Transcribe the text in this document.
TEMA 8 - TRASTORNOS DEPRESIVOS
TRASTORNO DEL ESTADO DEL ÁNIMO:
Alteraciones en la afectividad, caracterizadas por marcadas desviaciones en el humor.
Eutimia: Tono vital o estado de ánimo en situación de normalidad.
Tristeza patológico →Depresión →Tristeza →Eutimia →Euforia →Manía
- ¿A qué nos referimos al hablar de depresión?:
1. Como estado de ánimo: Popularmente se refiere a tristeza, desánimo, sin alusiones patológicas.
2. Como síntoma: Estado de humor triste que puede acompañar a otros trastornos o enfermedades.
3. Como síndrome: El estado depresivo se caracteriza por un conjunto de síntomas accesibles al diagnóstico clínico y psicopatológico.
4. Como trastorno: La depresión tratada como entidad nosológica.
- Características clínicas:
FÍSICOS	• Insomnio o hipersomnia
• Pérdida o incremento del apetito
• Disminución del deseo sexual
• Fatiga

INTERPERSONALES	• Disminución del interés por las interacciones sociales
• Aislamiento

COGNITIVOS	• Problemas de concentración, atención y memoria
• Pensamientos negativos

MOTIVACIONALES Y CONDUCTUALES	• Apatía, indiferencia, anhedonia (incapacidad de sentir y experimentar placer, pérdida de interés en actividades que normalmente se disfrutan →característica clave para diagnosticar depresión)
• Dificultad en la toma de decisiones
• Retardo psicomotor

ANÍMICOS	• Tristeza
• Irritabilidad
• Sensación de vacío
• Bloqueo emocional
━━━━━━━━
■ **WHAT THE TASK ASKS**
Among the records above, find each line holding the string "humor" and pull it out.

■ **WRITTEN RESPONSE**
Alteraciones en la afectividad, caracterizadas por marcadas desviaciones en el humor.
2. Como síntoma: Estado de humor triste que puede acompañar a otros trastornos o enfermedades.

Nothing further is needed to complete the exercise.